[Collected data]
────────────────────────────────────────
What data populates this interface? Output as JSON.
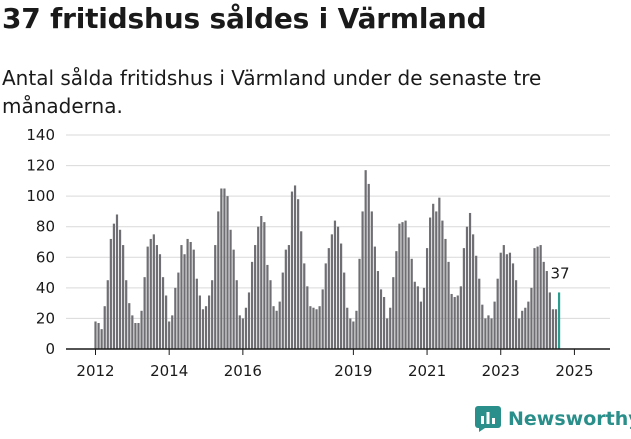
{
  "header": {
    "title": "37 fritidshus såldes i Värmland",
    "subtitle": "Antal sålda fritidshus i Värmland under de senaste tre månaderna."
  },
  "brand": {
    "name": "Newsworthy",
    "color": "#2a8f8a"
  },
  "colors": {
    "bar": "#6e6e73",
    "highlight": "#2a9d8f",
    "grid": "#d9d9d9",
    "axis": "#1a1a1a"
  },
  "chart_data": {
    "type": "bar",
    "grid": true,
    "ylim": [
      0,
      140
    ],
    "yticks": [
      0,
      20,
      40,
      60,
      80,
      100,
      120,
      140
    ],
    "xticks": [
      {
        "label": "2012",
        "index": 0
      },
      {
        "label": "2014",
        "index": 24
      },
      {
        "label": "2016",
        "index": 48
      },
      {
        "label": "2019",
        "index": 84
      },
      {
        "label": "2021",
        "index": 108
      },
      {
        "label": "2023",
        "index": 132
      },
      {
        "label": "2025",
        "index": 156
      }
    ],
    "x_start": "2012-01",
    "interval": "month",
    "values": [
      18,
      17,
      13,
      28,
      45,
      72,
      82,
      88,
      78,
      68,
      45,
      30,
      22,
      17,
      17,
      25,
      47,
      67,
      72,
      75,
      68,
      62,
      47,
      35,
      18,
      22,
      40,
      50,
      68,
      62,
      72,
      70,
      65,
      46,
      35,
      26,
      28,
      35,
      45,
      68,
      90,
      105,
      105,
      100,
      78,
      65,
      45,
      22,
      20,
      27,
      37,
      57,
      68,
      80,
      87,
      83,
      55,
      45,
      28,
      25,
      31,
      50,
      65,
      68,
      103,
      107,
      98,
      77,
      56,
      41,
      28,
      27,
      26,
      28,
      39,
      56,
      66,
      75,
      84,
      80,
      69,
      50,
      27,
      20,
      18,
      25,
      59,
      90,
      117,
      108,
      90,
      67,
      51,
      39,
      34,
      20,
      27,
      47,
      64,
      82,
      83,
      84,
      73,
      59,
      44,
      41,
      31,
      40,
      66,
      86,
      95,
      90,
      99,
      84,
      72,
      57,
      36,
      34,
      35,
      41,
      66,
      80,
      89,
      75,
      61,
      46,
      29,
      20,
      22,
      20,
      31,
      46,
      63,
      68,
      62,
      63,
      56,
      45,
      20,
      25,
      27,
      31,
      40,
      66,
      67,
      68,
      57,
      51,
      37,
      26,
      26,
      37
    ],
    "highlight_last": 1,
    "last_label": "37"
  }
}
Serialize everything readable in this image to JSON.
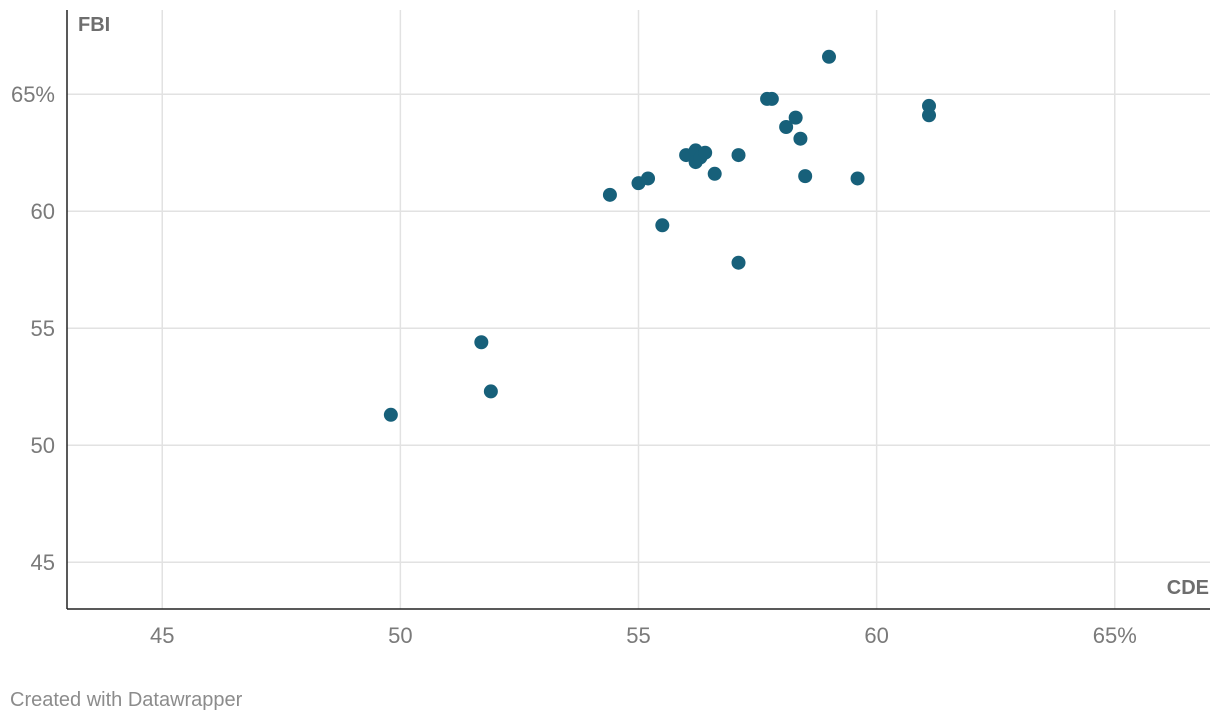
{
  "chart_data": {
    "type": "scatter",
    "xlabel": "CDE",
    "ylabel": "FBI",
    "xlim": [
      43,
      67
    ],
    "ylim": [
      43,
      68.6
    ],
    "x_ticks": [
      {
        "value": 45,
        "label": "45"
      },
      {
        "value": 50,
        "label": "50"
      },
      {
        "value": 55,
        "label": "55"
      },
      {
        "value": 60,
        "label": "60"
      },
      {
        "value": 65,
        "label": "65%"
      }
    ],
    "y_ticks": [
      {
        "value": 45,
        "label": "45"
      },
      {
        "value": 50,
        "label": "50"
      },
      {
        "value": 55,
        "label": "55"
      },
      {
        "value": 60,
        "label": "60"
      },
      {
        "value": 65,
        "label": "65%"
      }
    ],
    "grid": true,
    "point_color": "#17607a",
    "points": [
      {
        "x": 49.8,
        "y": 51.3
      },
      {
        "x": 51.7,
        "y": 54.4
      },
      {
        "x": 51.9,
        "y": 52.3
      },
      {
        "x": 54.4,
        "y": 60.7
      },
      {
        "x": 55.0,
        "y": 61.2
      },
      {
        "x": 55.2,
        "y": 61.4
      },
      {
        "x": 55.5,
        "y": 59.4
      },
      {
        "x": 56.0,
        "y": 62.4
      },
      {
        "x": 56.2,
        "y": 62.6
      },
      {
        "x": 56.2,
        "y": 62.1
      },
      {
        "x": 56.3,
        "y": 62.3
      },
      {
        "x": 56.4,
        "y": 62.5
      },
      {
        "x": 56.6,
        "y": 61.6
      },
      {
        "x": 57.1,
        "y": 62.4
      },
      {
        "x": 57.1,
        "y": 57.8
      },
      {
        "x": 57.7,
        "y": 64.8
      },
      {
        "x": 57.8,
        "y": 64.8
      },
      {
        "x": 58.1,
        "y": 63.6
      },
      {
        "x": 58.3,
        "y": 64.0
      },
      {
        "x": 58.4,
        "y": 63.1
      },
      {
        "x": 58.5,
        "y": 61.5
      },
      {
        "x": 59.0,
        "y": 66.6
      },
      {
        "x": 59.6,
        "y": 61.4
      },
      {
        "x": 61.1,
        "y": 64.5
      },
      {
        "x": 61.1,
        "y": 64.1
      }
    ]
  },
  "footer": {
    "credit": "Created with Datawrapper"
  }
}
────────────────────────────────────────
Task directions: Your copy should match the entries exactly, minus the pictures.

Right answer:
What data populates this interface? Output as JSON.
{
  "header": {
    "title": "37 fritidshus såldes i Värmland",
    "subtitle": "Antal sålda fritidshus i Värmland under de senaste tre månaderna."
  },
  "brand": {
    "name": "Newsworthy",
    "color": "#2a8f8a"
  },
  "colors": {
    "bar": "#6e6e73",
    "highlight": "#2a9d8f",
    "grid": "#d9d9d9",
    "axis": "#1a1a1a"
  },
  "chart_data": {
    "type": "bar",
    "grid": true,
    "ylim": [
      0,
      140
    ],
    "yticks": [
      0,
      20,
      40,
      60,
      80,
      100,
      120,
      140
    ],
    "xticks": [
      {
        "label": "2012",
        "index": 0
      },
      {
        "label": "2014",
        "index": 24
      },
      {
        "label": "2016",
        "index": 48
      },
      {
        "label": "2019",
        "index": 84
      },
      {
        "label": "2021",
        "index": 108
      },
      {
        "label": "2023",
        "index": 132
      },
      {
        "label": "2025",
        "index": 156
      }
    ],
    "x_start": "2012-01",
    "interval": "month",
    "values": [
      18,
      17,
      13,
      28,
      45,
      72,
      82,
      88,
      78,
      68,
      45,
      30,
      22,
      17,
      17,
      25,
      47,
      67,
      72,
      75,
      68,
      62,
      47,
      35,
      18,
      22,
      40,
      50,
      68,
      62,
      72,
      70,
      65,
      46,
      35,
      26,
      28,
      35,
      45,
      68,
      90,
      105,
      105,
      100,
      78,
      65,
      45,
      22,
      20,
      27,
      37,
      57,
      68,
      80,
      87,
      83,
      55,
      45,
      28,
      25,
      31,
      50,
      65,
      68,
      103,
      107,
      98,
      77,
      56,
      41,
      28,
      27,
      26,
      28,
      39,
      56,
      66,
      75,
      84,
      80,
      69,
      50,
      27,
      20,
      18,
      25,
      59,
      90,
      117,
      108,
      90,
      67,
      51,
      39,
      34,
      20,
      27,
      47,
      64,
      82,
      83,
      84,
      73,
      59,
      44,
      41,
      31,
      40,
      66,
      86,
      95,
      90,
      99,
      84,
      72,
      57,
      36,
      34,
      35,
      41,
      66,
      80,
      89,
      75,
      61,
      46,
      29,
      20,
      22,
      20,
      31,
      46,
      63,
      68,
      62,
      63,
      56,
      45,
      20,
      25,
      27,
      31,
      40,
      66,
      67,
      68,
      57,
      51,
      37,
      26,
      26,
      37
    ],
    "highlight_last": 1,
    "last_label": "37"
  }
}
Serialize everything readable in this image to JSON.
{
  "chart_data": {
    "type": "scatter",
    "xlabel": "CDE",
    "ylabel": "FBI",
    "xlim": [
      43,
      67
    ],
    "ylim": [
      43,
      68.6
    ],
    "x_ticks": [
      {
        "value": 45,
        "label": "45"
      },
      {
        "value": 50,
        "label": "50"
      },
      {
        "value": 55,
        "label": "55"
      },
      {
        "value": 60,
        "label": "60"
      },
      {
        "value": 65,
        "label": "65%"
      }
    ],
    "y_ticks": [
      {
        "value": 45,
        "label": "45"
      },
      {
        "value": 50,
        "label": "50"
      },
      {
        "value": 55,
        "label": "55"
      },
      {
        "value": 60,
        "label": "60"
      },
      {
        "value": 65,
        "label": "65%"
      }
    ],
    "grid": true,
    "point_color": "#17607a",
    "points": [
      {
        "x": 49.8,
        "y": 51.3
      },
      {
        "x": 51.7,
        "y": 54.4
      },
      {
        "x": 51.9,
        "y": 52.3
      },
      {
        "x": 54.4,
        "y": 60.7
      },
      {
        "x": 55.0,
        "y": 61.2
      },
      {
        "x": 55.2,
        "y": 61.4
      },
      {
        "x": 55.5,
        "y": 59.4
      },
      {
        "x": 56.0,
        "y": 62.4
      },
      {
        "x": 56.2,
        "y": 62.6
      },
      {
        "x": 56.2,
        "y": 62.1
      },
      {
        "x": 56.3,
        "y": 62.3
      },
      {
        "x": 56.4,
        "y": 62.5
      },
      {
        "x": 56.6,
        "y": 61.6
      },
      {
        "x": 57.1,
        "y": 62.4
      },
      {
        "x": 57.1,
        "y": 57.8
      },
      {
        "x": 57.7,
        "y": 64.8
      },
      {
        "x": 57.8,
        "y": 64.8
      },
      {
        "x": 58.1,
        "y": 63.6
      },
      {
        "x": 58.3,
        "y": 64.0
      },
      {
        "x": 58.4,
        "y": 63.1
      },
      {
        "x": 58.5,
        "y": 61.5
      },
      {
        "x": 59.0,
        "y": 66.6
      },
      {
        "x": 59.6,
        "y": 61.4
      },
      {
        "x": 61.1,
        "y": 64.5
      },
      {
        "x": 61.1,
        "y": 64.1
      }
    ]
  },
  "footer": {
    "credit": "Created with Datawrapper"
  }
}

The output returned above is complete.